--- start ---

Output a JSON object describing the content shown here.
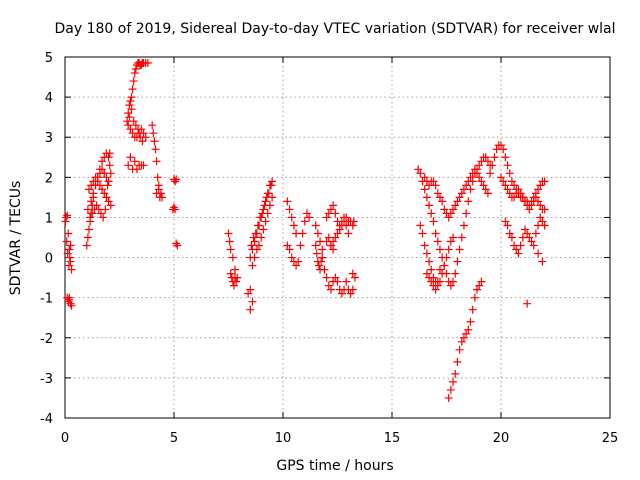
{
  "chart_data": {
    "type": "scatter",
    "title": "Day 180 of 2019, Sidereal Day-to-day VTEC variation (SDTVAR) for receiver wlal",
    "xlabel": "GPS time / hours",
    "ylabel": "SDTVAR / TECUs",
    "xlim": [
      0,
      25
    ],
    "ylim": [
      -4,
      5
    ],
    "xticks": [
      0,
      5,
      10,
      15,
      20,
      25
    ],
    "yticks": [
      -4,
      -3,
      -2,
      -1,
      0,
      1,
      2,
      3,
      4,
      5
    ],
    "grid": true,
    "marker": "+",
    "marker_color": "#ff0000",
    "series": [
      {
        "name": "SDTVAR",
        "x": [
          0.02,
          0.05,
          0.1,
          0.15,
          0.2,
          0.25,
          0.3,
          0.08,
          0.12,
          0.18,
          0.22,
          0.26,
          0.2,
          0.15,
          0.1,
          0.18,
          0.25,
          0.3,
          1.0,
          1.05,
          1.1,
          1.15,
          1.2,
          1.25,
          1.3,
          1.4,
          1.5,
          1.6,
          1.7,
          1.8,
          1.9,
          2.0,
          2.05,
          2.1,
          1.2,
          1.3,
          1.4,
          1.5,
          1.6,
          1.7,
          1.8,
          1.9,
          2.0,
          1.1,
          1.2,
          1.3,
          1.4,
          1.5,
          1.6,
          1.7,
          1.8,
          1.9,
          2.0,
          2.1,
          1.05,
          1.15,
          1.25,
          1.35,
          1.45,
          1.55,
          1.65,
          1.75,
          1.85,
          1.95,
          2.05,
          2.85,
          2.9,
          2.95,
          3.0,
          3.05,
          3.1,
          3.15,
          3.2,
          3.25,
          3.3,
          3.35,
          3.4,
          3.45,
          3.5,
          3.55,
          3.6,
          3.7,
          3.8,
          2.9,
          3.0,
          3.1,
          3.2,
          3.3,
          3.4,
          3.5,
          3.6,
          3.7,
          2.95,
          3.05,
          3.15,
          3.25,
          3.35,
          3.45,
          3.55,
          3.0,
          3.2,
          3.4,
          3.6,
          2.9,
          3.1,
          3.3,
          3.5,
          4.0,
          4.05,
          4.1,
          4.15,
          4.2,
          4.25,
          4.3,
          4.35,
          4.2,
          4.3,
          4.4,
          4.45,
          5.0,
          5.05,
          5.1,
          4.95,
          5.0,
          5.05,
          5.1,
          5.15,
          7.5,
          7.55,
          7.6,
          7.7,
          7.8,
          7.9,
          7.6,
          7.65,
          7.7,
          7.75,
          7.8,
          7.85,
          8.5,
          8.6,
          8.7,
          8.8,
          8.9,
          9.0,
          9.1,
          9.2,
          9.3,
          9.4,
          9.5,
          8.6,
          8.7,
          8.8,
          8.9,
          9.0,
          9.1,
          9.2,
          9.3,
          9.4,
          9.5,
          8.55,
          8.65,
          8.75,
          8.85,
          8.95,
          9.05,
          9.15,
          9.25,
          9.35,
          9.45,
          8.5,
          8.6,
          8.4,
          8.5,
          10.2,
          10.3,
          10.4,
          10.5,
          10.6,
          10.2,
          10.3,
          10.4,
          10.5,
          10.6,
          10.7,
          10.8,
          10.9,
          11.0,
          11.1,
          11.2,
          11.5,
          11.6,
          11.7,
          11.8,
          11.5,
          11.55,
          11.6,
          11.65,
          11.7,
          11.75,
          11.8,
          11.9,
          12.0,
          12.1,
          12.2,
          12.3,
          12.4,
          12.5,
          12.6,
          12.7,
          12.8,
          12.9,
          13.0,
          13.1,
          13.2,
          12.0,
          12.1,
          12.2,
          12.3,
          12.4,
          12.5,
          12.6,
          12.7,
          12.8,
          12.9,
          13.0,
          12.2,
          12.3,
          12.4,
          12.5,
          12.6,
          12.7,
          12.8,
          12.9,
          13.0,
          13.1,
          13.2,
          13.25,
          13.2,
          13.3,
          12.0,
          12.1,
          12.2,
          12.3,
          16.2,
          16.3,
          16.4,
          16.5,
          16.6,
          16.7,
          16.8,
          16.9,
          17.0,
          17.1,
          17.2,
          17.3,
          17.4,
          17.5,
          17.6,
          17.7,
          17.8,
          17.9,
          18.0,
          18.1,
          18.2,
          18.3,
          18.4,
          18.5,
          18.6,
          18.7,
          18.8,
          18.9,
          19.0,
          19.1,
          19.2,
          19.3,
          19.4,
          19.5,
          16.5,
          16.6,
          16.7,
          16.8,
          16.9,
          17.0,
          17.1,
          17.2,
          17.3,
          17.4,
          17.5,
          17.6,
          17.7,
          17.8,
          17.9,
          18.0,
          18.1,
          18.2,
          18.3,
          18.4,
          18.5,
          18.6,
          18.7,
          18.8,
          18.9,
          19.0,
          19.1,
          19.2,
          19.3,
          19.4,
          16.3,
          16.4,
          16.5,
          16.6,
          16.7,
          16.8,
          16.9,
          17.0,
          17.1,
          17.2,
          17.3,
          17.4,
          17.5,
          17.6,
          17.7,
          17.8,
          16.6,
          16.7,
          16.8,
          16.9,
          17.0,
          17.1,
          17.2,
          17.6,
          17.7,
          17.8,
          17.9,
          18.0,
          18.1,
          18.2,
          18.3,
          18.4,
          18.5,
          18.6,
          18.7,
          18.8,
          18.9,
          19.0,
          19.1,
          19.5,
          19.6,
          19.7,
          19.8,
          19.9,
          20.0,
          20.1,
          20.2,
          20.3,
          20.4,
          20.5,
          20.6,
          20.7,
          20.8,
          20.9,
          21.0,
          21.1,
          21.2,
          21.3,
          21.4,
          21.5,
          21.6,
          21.7,
          21.8,
          21.9,
          22.0,
          20.0,
          20.1,
          20.2,
          20.3,
          20.4,
          20.5,
          20.6,
          20.7,
          20.8,
          20.9,
          21.0,
          21.1,
          21.2,
          21.3,
          21.4,
          21.5,
          21.6,
          21.7,
          21.8,
          21.9,
          22.0,
          20.2,
          20.3,
          20.4,
          20.5,
          20.6,
          20.7,
          20.8,
          20.9,
          21.0,
          21.1,
          21.2,
          21.3,
          21.4,
          21.6,
          21.7,
          21.8,
          21.9,
          22.0,
          21.2,
          21.5,
          21.7,
          21.9
        ],
        "y": [
          0.9,
          1.0,
          1.05,
          0.6,
          0.2,
          -0.1,
          -0.3,
          0.4,
          0.1,
          -0.2,
          0.0,
          0.3,
          -1.0,
          -1.1,
          -1.0,
          -1.05,
          -1.15,
          -1.2,
          0.3,
          0.5,
          0.7,
          0.9,
          1.1,
          1.3,
          1.5,
          1.8,
          2.0,
          2.2,
          2.4,
          2.5,
          2.6,
          2.5,
          2.3,
          2.1,
          1.4,
          1.6,
          1.8,
          2.0,
          2.1,
          2.2,
          2.1,
          2.0,
          1.9,
          1.7,
          1.8,
          1.9,
          2.0,
          1.9,
          1.8,
          1.7,
          1.6,
          1.5,
          1.4,
          1.3,
          1.2,
          1.0,
          1.1,
          1.2,
          1.3,
          1.2,
          1.1,
          1.0,
          1.2,
          1.8,
          2.6,
          3.4,
          3.6,
          3.8,
          3.9,
          4.0,
          4.2,
          4.4,
          4.6,
          4.7,
          4.8,
          4.85,
          4.85,
          4.8,
          4.8,
          4.85,
          4.85,
          4.85,
          4.85,
          3.3,
          3.2,
          3.1,
          3.0,
          3.0,
          3.1,
          3.2,
          3.1,
          3.0,
          3.5,
          3.7,
          3.4,
          3.3,
          3.2,
          3.0,
          2.9,
          2.5,
          2.4,
          2.3,
          2.3,
          2.3,
          2.2,
          2.2,
          2.3,
          3.3,
          3.1,
          2.9,
          2.7,
          2.4,
          2.0,
          1.7,
          1.5,
          1.6,
          1.8,
          1.6,
          1.5,
          1.95,
          1.9,
          1.95,
          1.2,
          1.25,
          1.2,
          0.35,
          0.3,
          0.6,
          0.4,
          0.2,
          0.0,
          -0.3,
          -0.5,
          -0.4,
          -0.5,
          -0.6,
          -0.7,
          -0.5,
          -0.6,
          0.0,
          0.2,
          0.4,
          0.6,
          0.8,
          1.0,
          1.2,
          1.4,
          1.6,
          1.8,
          1.9,
          -0.2,
          0.0,
          0.2,
          0.3,
          0.5,
          0.7,
          0.9,
          1.1,
          1.3,
          1.5,
          0.3,
          0.5,
          0.6,
          0.8,
          1.0,
          1.1,
          1.3,
          1.5,
          1.6,
          1.8,
          -1.3,
          -1.1,
          -0.9,
          -0.8,
          1.4,
          1.2,
          1.0,
          0.8,
          0.6,
          0.3,
          0.2,
          0.0,
          -0.1,
          -0.2,
          -0.1,
          0.3,
          0.6,
          0.9,
          1.1,
          1.0,
          0.8,
          0.6,
          0.4,
          0.2,
          0.3,
          0.1,
          -0.1,
          -0.2,
          -0.3,
          -0.1,
          0.0,
          -0.3,
          -0.5,
          -0.7,
          -0.8,
          -0.6,
          -0.5,
          -0.6,
          -0.8,
          -0.9,
          -0.8,
          -0.6,
          -0.8,
          -0.9,
          -0.8,
          1.0,
          1.1,
          1.2,
          1.3,
          1.1,
          0.9,
          0.8,
          0.9,
          1.0,
          0.8,
          0.6,
          0.3,
          0.4,
          0.5,
          0.6,
          0.7,
          0.8,
          0.9,
          1.0,
          0.9,
          0.9,
          0.8,
          0.9,
          -0.4,
          -0.5,
          0.4,
          0.5,
          0.3,
          0.2,
          2.2,
          2.1,
          1.9,
          1.7,
          1.5,
          1.3,
          1.1,
          0.9,
          0.6,
          0.4,
          0.2,
          0.0,
          -0.2,
          -0.4,
          -0.6,
          -0.7,
          -0.6,
          -0.4,
          -0.1,
          0.2,
          0.5,
          0.8,
          1.1,
          1.4,
          1.7,
          1.9,
          2.1,
          2.2,
          2.3,
          2.4,
          2.5,
          2.5,
          2.4,
          2.3,
          2.0,
          1.9,
          1.8,
          1.9,
          1.9,
          1.8,
          1.6,
          1.5,
          1.4,
          1.2,
          1.1,
          1.0,
          1.1,
          1.2,
          1.3,
          1.4,
          1.5,
          1.6,
          1.7,
          1.8,
          1.9,
          2.0,
          2.1,
          2.2,
          2.1,
          2.0,
          1.9,
          1.8,
          1.7,
          1.6,
          0.8,
          0.6,
          0.3,
          0.1,
          -0.1,
          -0.3,
          -0.5,
          -0.6,
          -0.7,
          -0.6,
          -0.4,
          -0.2,
          0.0,
          0.2,
          0.4,
          0.5,
          -0.4,
          -0.5,
          -0.6,
          -0.7,
          -0.8,
          -0.6,
          -0.3,
          -3.5,
          -3.3,
          -3.1,
          -2.9,
          -2.6,
          -2.3,
          -2.1,
          -2.0,
          -1.9,
          -1.8,
          -1.6,
          -1.3,
          -1.0,
          -0.8,
          -0.7,
          -0.6,
          2.1,
          2.3,
          2.5,
          2.7,
          2.8,
          2.8,
          2.7,
          2.5,
          2.3,
          2.1,
          1.9,
          1.8,
          1.7,
          1.6,
          1.5,
          1.5,
          1.4,
          1.3,
          1.2,
          1.3,
          1.4,
          1.5,
          1.4,
          1.3,
          1.2,
          1.2,
          2.0,
          1.9,
          1.8,
          1.7,
          1.6,
          1.5,
          1.5,
          1.6,
          1.7,
          1.6,
          1.5,
          1.4,
          1.4,
          1.3,
          1.4,
          1.5,
          1.6,
          1.7,
          1.8,
          1.9,
          1.9,
          0.9,
          0.8,
          0.6,
          0.5,
          0.3,
          0.2,
          0.1,
          0.3,
          0.5,
          0.7,
          0.6,
          0.5,
          0.4,
          0.6,
          0.8,
          1.0,
          0.9,
          0.8,
          -1.15,
          0.3,
          0.1,
          -0.1
        ]
      }
    ]
  }
}
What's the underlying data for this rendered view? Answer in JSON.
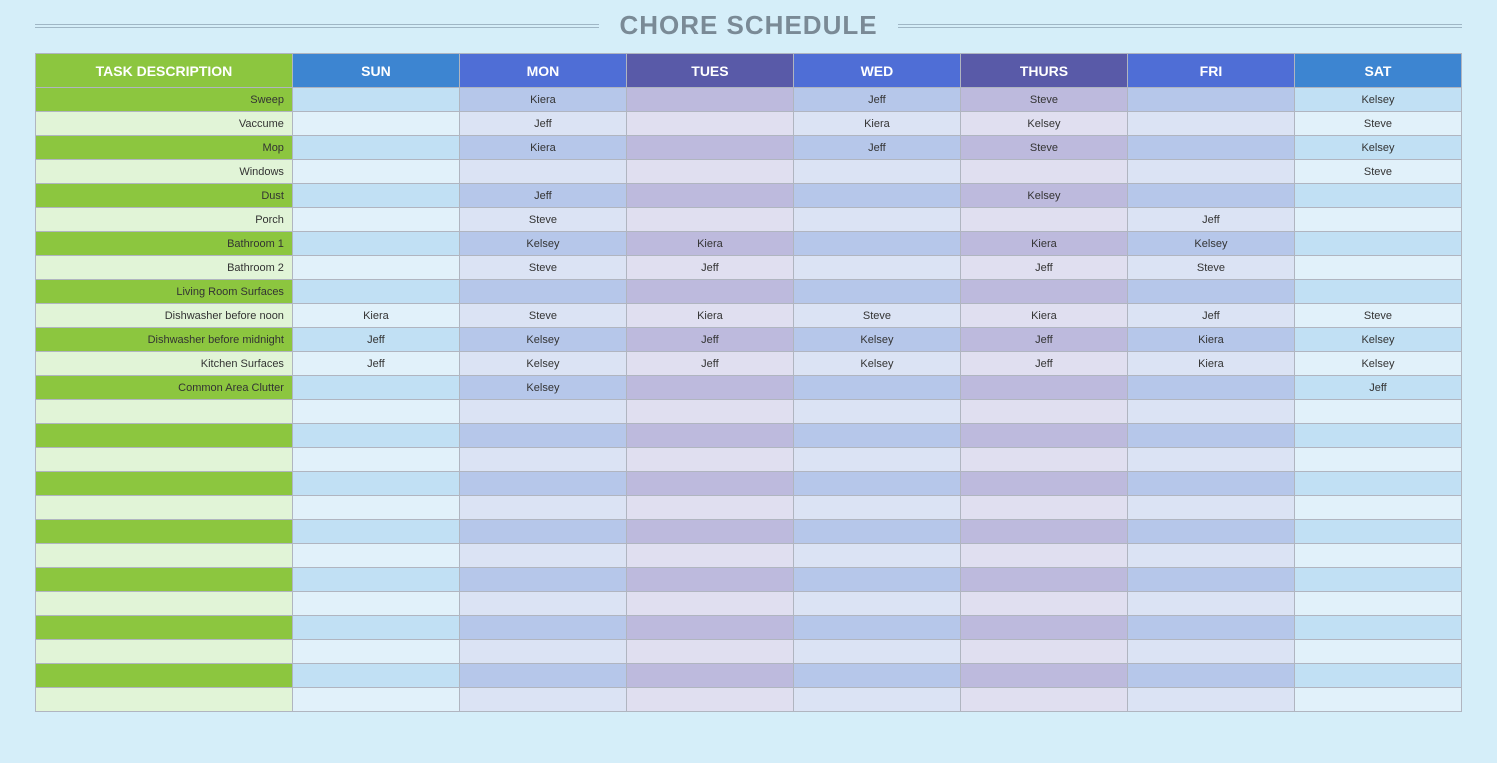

--- end ---

• Requirements:
For the listing above, identify each line bearing "JSON".

• The output:
Output a JSON object describing the content shown here.
What's the underlying data for this rendered view? Answer in JSON.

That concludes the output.